**FRAGMENTO**
El original se trazó y se levantó antes en Cataluña. Eso es lo que nos viene. Aquello se planificó fríamente y se ejecutó con mano de hierro por unas élites nacionalistas choriceras. Tanto que, sabiéndose atenazadas por su propia corrupción, emprendieron una huida hacia delante, forzando a todos los catalanes a elegir entre un sueño imposible o la pesadilla diaria.

La regeneración de Cataluña y del resto de España no pasa por indultar y amnistiar a los delincuentes que manifiestan su voluntad de reincidir, tampoco por comprarles la lógica política como si no fuese un veneno.

Foto: El primer secretario de Junts, Jordi Turull. (Reuters/Yves Herman)

La regeneración pasa por recuperar el principio ético de la responsabilidad. Las élites nacionalistas han cometido la misma irresponsabilidad que Sánchez, la de sembrar cizaña. La quiebra del sistema de valores de nuestra sociedad se está sembrando desde arriba, desde el poder.

Pero la cuestión no acaba aquí. La izquierda entera se ha convertido en un páramo ético. Es urgente que alguien encienda en 2024 una luz en torno a la que los progresistas puedan reunirse. Y la derecha debe afrontar la tarea, sin titubear, de devolver a Vox a donde pertenece.

Y el resto de la sociedad tiene también su porción de responsabilidad. La pasividad de los españoles está agravando la crisis moral de España. Puede entenderse porque desde 2008 venimos masticando una crisis tras otra. La vida aprieta, claro. Pero el futuro existe, la España que heredamos tendría que seguir existiendo. Hay que regenerarse.

Los clásicos siempre funcionan. Siempre. Una relectura de la Generación del 98 es más útil que para comprender lo que ocurre ahora mismo en nuestro país que pasarse la tarde maldiciendo por las redes sociales.

**TRABAJO SOLICITADO**
1. Según el fragmento, ¿desde qué año los españoles vienen sufriendo una crisis tras otra?
2. Transcribe del fragmento el tramo que va desde "La regeneración pasa" hasta "Hay que regenerarse.".

**MATERIAL PRESENTADO**
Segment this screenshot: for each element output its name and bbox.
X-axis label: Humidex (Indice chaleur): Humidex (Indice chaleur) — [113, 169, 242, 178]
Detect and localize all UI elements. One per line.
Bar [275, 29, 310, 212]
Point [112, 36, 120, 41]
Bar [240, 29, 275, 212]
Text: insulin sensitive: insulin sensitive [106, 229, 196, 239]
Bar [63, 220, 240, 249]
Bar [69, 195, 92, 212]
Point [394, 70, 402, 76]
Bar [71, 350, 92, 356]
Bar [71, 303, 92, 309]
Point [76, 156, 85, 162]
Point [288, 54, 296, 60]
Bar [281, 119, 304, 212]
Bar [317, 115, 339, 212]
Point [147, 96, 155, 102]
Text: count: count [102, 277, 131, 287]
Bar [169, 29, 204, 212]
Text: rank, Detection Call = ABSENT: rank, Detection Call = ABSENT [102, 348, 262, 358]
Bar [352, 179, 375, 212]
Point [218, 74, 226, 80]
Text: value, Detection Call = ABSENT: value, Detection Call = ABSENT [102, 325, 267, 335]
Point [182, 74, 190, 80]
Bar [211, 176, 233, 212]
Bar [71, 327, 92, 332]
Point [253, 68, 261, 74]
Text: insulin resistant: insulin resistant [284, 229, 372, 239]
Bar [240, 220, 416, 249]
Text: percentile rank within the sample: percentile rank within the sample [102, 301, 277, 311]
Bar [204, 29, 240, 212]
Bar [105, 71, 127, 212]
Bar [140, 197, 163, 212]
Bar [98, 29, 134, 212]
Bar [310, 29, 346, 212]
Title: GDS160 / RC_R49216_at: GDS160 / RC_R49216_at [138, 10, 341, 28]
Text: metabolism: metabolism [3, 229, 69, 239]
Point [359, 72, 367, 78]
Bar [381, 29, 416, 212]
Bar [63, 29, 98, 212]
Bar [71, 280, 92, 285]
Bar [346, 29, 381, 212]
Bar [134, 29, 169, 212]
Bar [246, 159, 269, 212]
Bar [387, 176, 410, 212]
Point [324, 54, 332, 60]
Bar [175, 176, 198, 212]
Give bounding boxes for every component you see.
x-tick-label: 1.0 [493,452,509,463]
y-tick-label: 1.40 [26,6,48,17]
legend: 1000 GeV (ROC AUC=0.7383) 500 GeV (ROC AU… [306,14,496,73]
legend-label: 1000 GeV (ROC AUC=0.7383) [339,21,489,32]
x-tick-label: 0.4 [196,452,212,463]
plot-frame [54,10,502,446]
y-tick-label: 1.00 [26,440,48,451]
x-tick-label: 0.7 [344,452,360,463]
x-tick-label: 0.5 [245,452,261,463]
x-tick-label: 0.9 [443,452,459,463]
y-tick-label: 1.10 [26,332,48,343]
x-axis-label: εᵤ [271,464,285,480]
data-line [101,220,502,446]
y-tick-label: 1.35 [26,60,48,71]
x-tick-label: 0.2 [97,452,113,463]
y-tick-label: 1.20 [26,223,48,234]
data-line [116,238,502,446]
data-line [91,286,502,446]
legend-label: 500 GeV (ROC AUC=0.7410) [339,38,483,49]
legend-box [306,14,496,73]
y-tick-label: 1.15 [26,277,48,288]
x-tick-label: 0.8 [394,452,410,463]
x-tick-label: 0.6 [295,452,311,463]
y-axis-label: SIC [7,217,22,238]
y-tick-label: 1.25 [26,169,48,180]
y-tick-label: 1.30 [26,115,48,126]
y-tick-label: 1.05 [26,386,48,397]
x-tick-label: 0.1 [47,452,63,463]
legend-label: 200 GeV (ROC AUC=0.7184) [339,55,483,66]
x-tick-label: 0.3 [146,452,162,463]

**RESULTADOS POR ORDEN**
1. Desde 2008.

2.
La regeneración pasa por recuperar el principio ético de la responsabilidad. Las élites nacionalistas han cometido la misma irresponsabilidad que Sánchez, la de sembrar cizaña. La quiebra del sistema de valores de nuestra sociedad se está sembrando desde arriba, desde el poder.

Pero la cuestión no acaba aquí. La izquierda entera se ha convertido en un páramo ético. Es urgente que alguien encienda en 2024 una luz en torno a la que los progresistas puedan reunirse. Y la derecha debe afrontar la tarea, sin titubear, de devolver a Vox a donde pertenece.

Y el resto de la sociedad tiene también su porción de responsabilidad. La pasividad de los españoles está agravando la crisis moral de España. Puede entenderse porque desde 2008 venimos masticando una crisis tras otra. La vida aprieta, claro. Pero el futuro existe, la España que heredamos tendría que seguir existiendo. Hay que regenerarse.